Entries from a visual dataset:
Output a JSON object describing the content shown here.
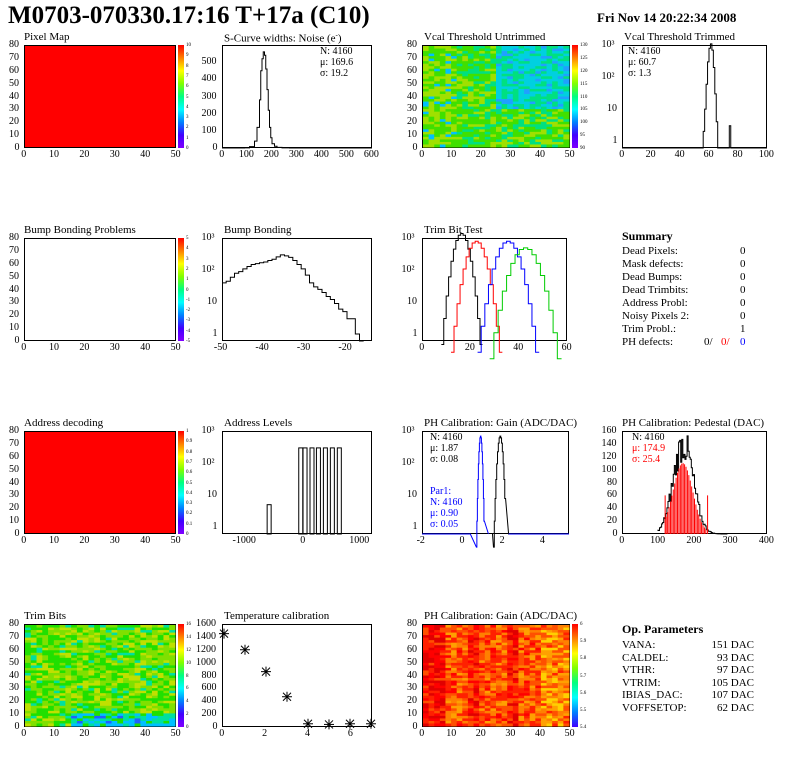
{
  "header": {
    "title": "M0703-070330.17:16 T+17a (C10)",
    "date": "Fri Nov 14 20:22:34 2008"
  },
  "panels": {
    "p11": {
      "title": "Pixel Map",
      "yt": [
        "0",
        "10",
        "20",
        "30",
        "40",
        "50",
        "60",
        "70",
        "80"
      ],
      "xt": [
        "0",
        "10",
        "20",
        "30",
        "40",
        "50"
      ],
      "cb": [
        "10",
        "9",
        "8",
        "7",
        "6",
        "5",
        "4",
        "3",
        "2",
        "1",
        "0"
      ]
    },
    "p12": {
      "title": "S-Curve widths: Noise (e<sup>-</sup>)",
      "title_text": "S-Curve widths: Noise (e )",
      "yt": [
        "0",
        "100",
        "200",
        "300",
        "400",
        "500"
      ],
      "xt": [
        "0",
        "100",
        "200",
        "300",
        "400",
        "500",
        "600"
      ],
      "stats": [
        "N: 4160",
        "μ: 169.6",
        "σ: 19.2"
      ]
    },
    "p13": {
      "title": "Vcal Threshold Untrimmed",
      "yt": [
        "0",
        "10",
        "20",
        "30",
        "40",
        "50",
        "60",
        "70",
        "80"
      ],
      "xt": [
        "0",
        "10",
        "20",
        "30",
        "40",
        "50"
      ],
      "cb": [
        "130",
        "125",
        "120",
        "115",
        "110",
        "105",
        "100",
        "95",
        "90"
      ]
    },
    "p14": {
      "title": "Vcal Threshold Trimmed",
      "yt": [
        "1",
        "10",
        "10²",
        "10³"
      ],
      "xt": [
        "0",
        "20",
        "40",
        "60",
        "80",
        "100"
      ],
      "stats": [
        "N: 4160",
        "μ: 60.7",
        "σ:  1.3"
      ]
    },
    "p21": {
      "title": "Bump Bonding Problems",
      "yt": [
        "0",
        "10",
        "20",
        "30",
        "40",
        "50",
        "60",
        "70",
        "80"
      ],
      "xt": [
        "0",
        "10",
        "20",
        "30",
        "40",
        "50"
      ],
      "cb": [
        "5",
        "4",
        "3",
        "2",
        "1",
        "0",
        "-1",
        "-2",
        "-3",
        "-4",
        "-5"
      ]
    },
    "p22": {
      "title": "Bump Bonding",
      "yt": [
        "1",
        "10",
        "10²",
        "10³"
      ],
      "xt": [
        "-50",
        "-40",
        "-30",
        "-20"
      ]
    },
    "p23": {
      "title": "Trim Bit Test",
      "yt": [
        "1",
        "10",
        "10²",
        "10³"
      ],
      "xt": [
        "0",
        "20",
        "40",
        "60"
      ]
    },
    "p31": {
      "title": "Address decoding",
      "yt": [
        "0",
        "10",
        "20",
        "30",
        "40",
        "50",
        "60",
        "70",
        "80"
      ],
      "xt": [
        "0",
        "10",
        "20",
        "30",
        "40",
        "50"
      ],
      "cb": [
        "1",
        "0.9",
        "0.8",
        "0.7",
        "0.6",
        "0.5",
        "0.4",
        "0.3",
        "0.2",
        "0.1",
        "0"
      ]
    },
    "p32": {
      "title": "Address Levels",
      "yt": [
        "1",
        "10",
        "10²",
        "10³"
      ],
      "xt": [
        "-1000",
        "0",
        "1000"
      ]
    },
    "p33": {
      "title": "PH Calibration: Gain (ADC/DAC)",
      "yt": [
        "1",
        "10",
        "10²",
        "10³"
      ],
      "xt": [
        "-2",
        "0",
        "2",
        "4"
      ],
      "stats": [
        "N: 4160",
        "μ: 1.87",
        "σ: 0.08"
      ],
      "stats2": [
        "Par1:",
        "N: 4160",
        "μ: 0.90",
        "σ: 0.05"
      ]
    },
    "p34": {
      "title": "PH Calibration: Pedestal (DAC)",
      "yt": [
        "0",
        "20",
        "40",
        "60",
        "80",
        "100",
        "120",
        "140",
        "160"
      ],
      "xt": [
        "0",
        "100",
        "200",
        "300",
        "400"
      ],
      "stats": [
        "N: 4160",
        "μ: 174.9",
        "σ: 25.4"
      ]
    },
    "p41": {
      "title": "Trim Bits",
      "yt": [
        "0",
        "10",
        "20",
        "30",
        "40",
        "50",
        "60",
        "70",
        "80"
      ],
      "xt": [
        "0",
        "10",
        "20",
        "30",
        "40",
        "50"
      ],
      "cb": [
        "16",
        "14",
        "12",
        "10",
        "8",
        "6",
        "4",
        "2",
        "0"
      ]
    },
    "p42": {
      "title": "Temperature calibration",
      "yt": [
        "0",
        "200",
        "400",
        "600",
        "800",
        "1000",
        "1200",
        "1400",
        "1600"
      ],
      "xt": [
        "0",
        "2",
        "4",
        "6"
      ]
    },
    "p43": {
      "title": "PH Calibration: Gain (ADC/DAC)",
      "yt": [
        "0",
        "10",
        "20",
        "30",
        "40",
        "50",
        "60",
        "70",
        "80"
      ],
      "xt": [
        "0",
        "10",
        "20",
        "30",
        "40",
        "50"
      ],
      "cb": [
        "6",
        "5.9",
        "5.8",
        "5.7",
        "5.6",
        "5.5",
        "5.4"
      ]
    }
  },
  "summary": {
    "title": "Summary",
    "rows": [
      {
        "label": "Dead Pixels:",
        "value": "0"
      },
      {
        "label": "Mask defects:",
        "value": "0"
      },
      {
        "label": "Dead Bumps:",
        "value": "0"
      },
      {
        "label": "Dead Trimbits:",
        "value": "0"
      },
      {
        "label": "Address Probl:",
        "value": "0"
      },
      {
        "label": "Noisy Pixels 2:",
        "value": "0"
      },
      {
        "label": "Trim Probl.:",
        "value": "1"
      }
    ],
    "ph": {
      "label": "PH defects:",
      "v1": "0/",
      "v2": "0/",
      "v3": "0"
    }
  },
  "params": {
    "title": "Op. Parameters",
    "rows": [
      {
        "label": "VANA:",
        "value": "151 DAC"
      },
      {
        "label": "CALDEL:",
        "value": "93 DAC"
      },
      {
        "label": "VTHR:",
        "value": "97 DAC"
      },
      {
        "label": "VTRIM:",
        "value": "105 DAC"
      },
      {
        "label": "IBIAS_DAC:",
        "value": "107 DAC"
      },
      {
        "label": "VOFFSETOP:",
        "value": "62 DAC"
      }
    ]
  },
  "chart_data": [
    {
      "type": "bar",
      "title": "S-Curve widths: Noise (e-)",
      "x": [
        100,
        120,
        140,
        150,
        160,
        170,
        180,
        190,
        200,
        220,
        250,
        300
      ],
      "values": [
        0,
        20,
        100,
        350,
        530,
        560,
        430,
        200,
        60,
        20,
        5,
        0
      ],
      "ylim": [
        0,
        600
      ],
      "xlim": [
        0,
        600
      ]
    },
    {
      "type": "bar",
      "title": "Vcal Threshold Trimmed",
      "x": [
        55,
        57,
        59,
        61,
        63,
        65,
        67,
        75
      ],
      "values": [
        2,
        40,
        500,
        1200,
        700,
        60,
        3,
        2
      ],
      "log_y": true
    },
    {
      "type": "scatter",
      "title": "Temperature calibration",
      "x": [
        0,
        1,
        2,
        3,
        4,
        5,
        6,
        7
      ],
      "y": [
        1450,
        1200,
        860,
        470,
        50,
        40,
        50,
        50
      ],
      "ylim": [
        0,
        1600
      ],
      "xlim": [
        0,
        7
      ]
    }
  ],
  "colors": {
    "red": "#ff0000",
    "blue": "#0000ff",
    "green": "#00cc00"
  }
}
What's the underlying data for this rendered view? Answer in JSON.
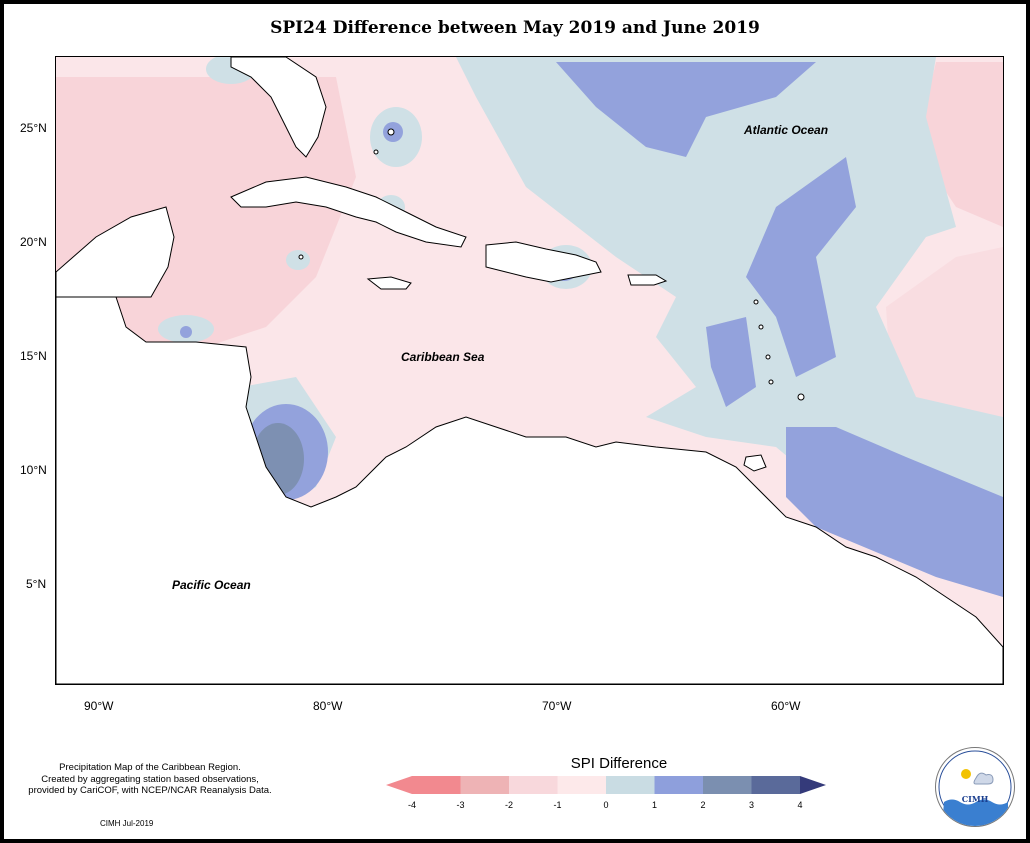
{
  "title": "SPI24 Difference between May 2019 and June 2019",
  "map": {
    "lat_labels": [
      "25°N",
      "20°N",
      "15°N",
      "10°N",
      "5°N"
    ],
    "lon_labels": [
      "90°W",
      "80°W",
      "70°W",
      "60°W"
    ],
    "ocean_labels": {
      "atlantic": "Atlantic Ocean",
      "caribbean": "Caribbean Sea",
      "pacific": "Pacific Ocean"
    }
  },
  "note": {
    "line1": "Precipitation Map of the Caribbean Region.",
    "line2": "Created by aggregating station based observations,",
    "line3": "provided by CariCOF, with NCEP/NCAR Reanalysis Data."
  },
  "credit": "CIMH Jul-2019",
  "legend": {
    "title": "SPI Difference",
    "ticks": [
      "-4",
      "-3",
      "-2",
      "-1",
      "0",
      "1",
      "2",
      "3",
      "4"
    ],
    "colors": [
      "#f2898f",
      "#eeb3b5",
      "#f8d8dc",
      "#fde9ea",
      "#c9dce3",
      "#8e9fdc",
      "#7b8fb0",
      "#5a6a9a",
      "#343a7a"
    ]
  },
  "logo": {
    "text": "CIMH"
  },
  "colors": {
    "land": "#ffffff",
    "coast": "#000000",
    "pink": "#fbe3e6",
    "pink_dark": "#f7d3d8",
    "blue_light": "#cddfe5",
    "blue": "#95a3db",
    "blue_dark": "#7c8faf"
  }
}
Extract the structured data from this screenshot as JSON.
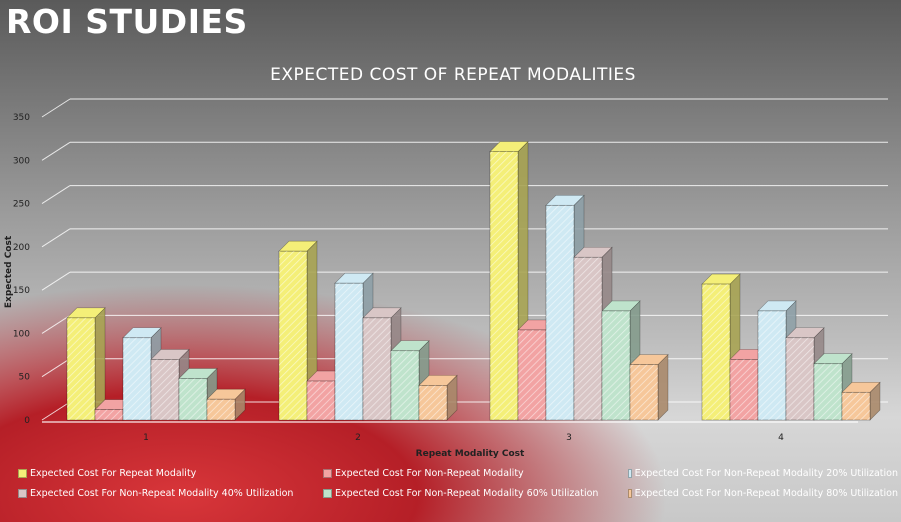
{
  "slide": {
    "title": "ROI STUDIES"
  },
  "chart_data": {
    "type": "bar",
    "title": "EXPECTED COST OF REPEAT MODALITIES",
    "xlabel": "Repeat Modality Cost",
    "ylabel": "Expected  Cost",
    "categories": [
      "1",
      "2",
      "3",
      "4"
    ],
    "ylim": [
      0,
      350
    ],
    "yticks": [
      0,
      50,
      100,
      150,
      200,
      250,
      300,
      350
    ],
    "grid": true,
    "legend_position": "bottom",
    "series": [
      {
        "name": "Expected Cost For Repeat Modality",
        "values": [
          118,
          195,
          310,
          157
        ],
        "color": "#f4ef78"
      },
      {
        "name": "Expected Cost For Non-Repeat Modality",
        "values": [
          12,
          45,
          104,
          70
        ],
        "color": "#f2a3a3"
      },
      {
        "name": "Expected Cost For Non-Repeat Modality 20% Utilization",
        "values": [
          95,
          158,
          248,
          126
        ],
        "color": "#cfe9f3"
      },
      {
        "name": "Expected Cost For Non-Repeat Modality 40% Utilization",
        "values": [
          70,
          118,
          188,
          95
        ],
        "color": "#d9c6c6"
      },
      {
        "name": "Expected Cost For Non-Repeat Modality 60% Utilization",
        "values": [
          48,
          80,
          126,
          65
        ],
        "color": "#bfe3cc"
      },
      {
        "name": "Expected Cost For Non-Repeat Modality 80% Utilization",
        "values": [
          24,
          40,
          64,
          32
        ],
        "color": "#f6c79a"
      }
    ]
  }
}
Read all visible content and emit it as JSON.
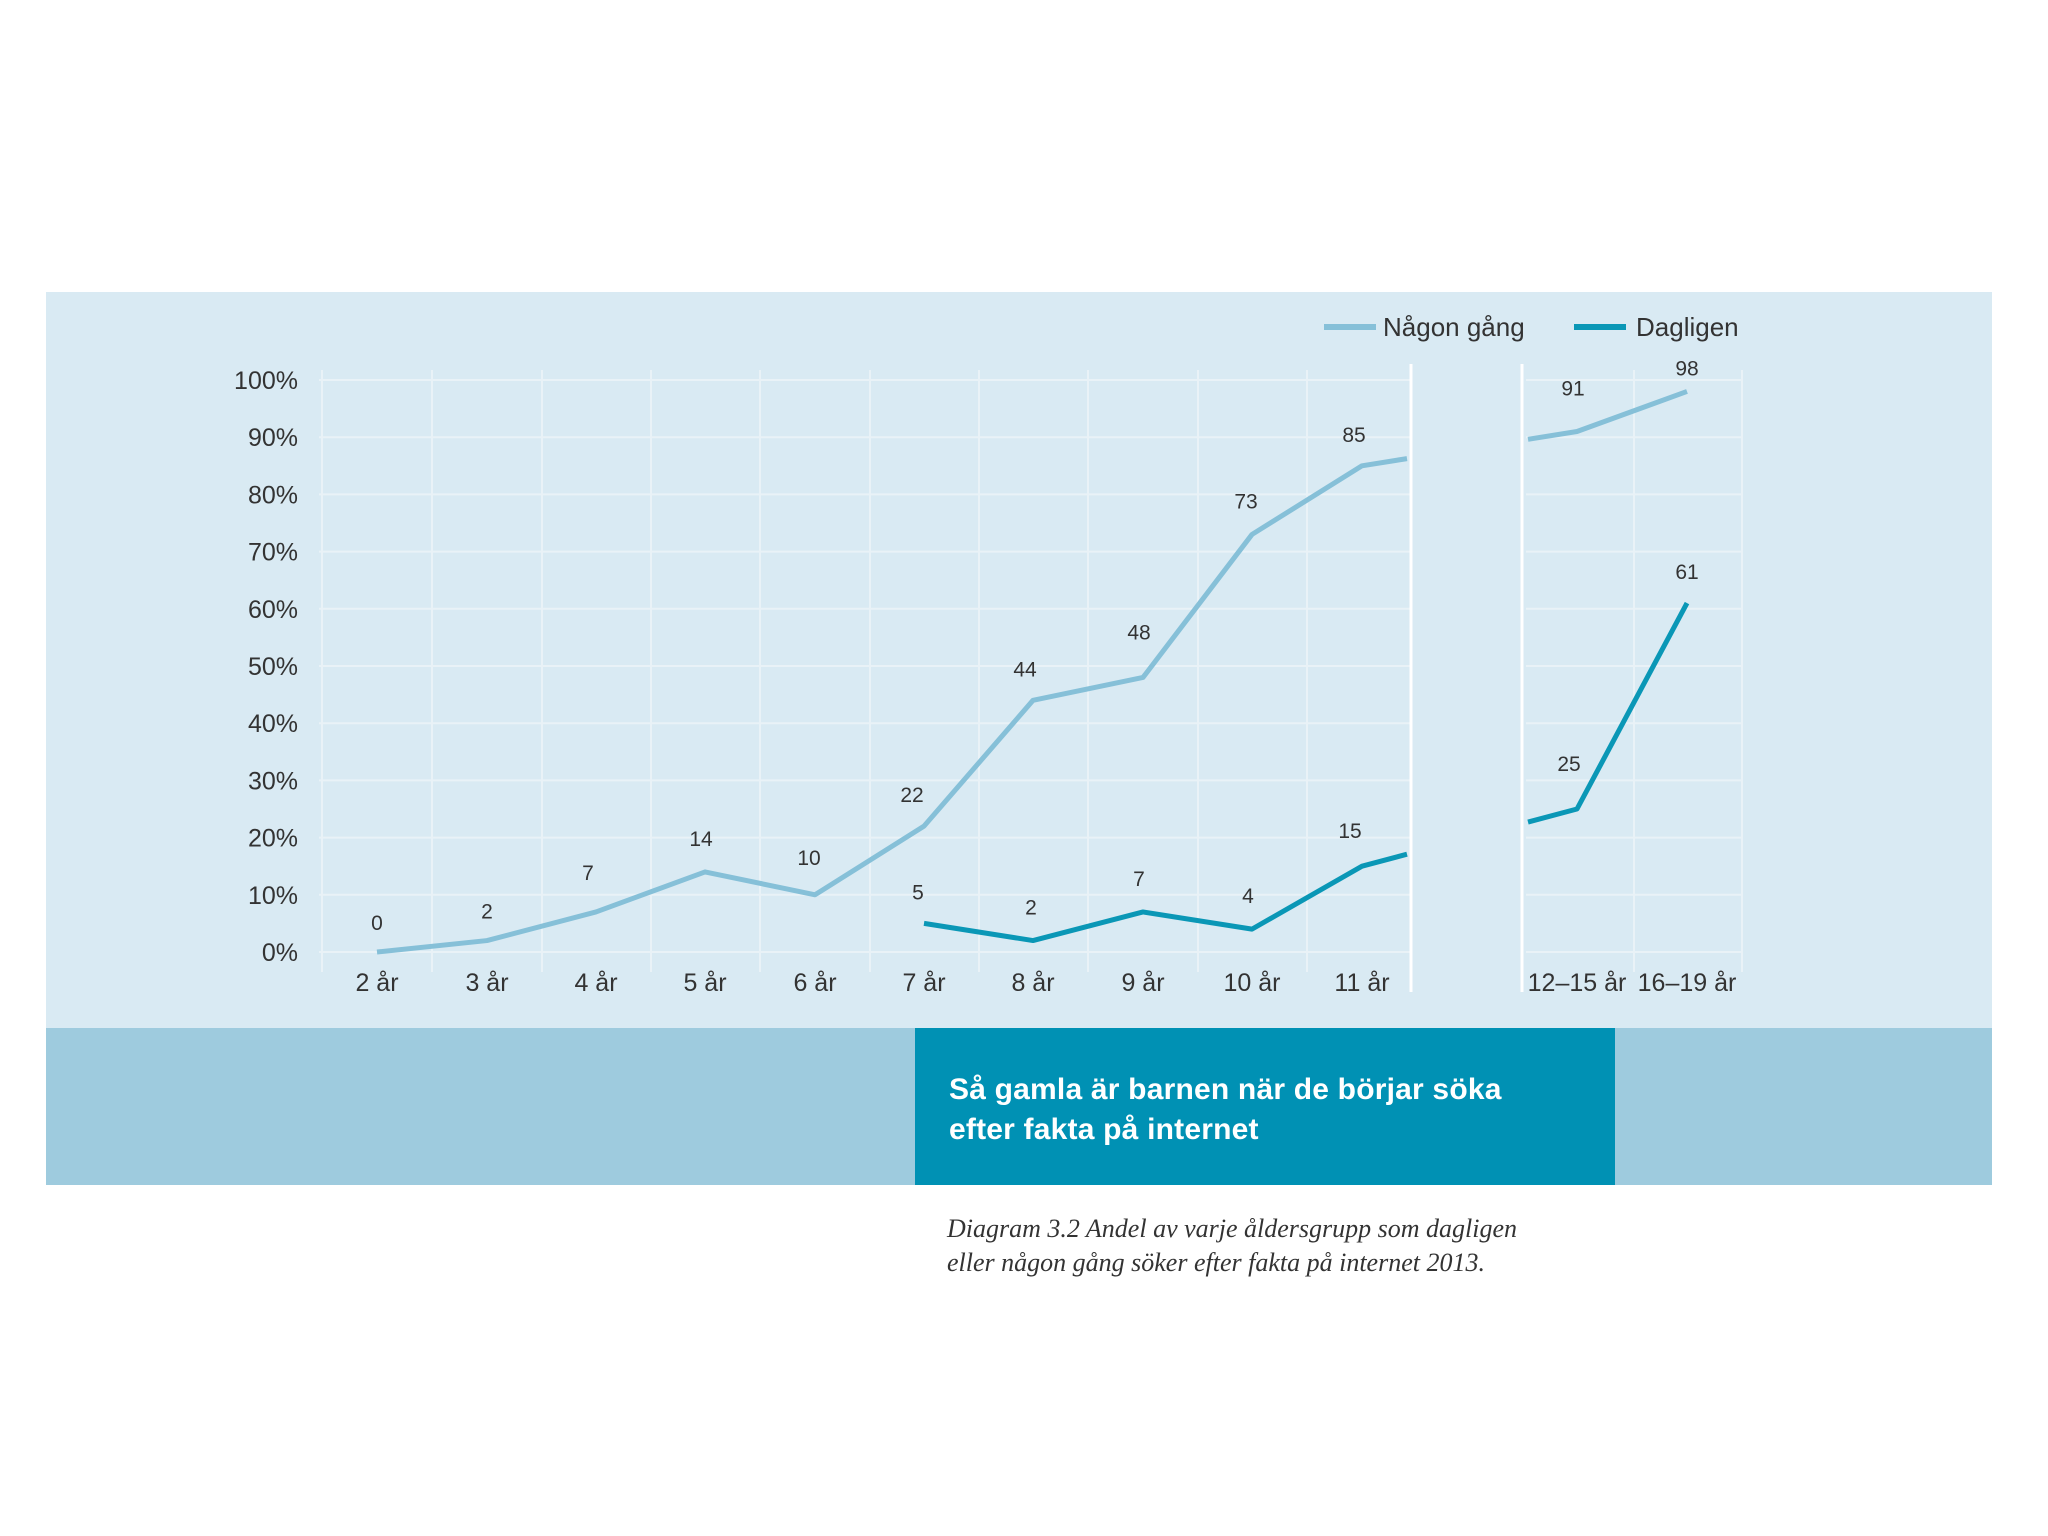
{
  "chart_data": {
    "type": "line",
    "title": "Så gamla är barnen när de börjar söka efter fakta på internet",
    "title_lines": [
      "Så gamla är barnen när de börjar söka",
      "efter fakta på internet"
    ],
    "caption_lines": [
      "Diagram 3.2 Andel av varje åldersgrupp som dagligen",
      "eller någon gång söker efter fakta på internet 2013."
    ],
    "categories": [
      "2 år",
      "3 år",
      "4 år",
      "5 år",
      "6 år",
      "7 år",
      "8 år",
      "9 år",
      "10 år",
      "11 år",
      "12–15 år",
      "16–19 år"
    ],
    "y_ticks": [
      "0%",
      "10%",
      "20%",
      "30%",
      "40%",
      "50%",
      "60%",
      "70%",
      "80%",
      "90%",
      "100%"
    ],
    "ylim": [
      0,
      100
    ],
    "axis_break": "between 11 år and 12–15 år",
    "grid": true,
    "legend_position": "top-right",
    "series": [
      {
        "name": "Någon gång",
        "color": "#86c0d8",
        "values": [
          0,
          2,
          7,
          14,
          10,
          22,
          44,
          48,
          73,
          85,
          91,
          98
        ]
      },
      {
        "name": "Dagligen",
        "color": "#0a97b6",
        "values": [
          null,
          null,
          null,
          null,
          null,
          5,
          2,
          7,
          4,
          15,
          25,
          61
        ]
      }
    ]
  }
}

* What is expected: Work through the data and report how many of its lines hold the word "Bonding", giving only the figure.

* Solution: 2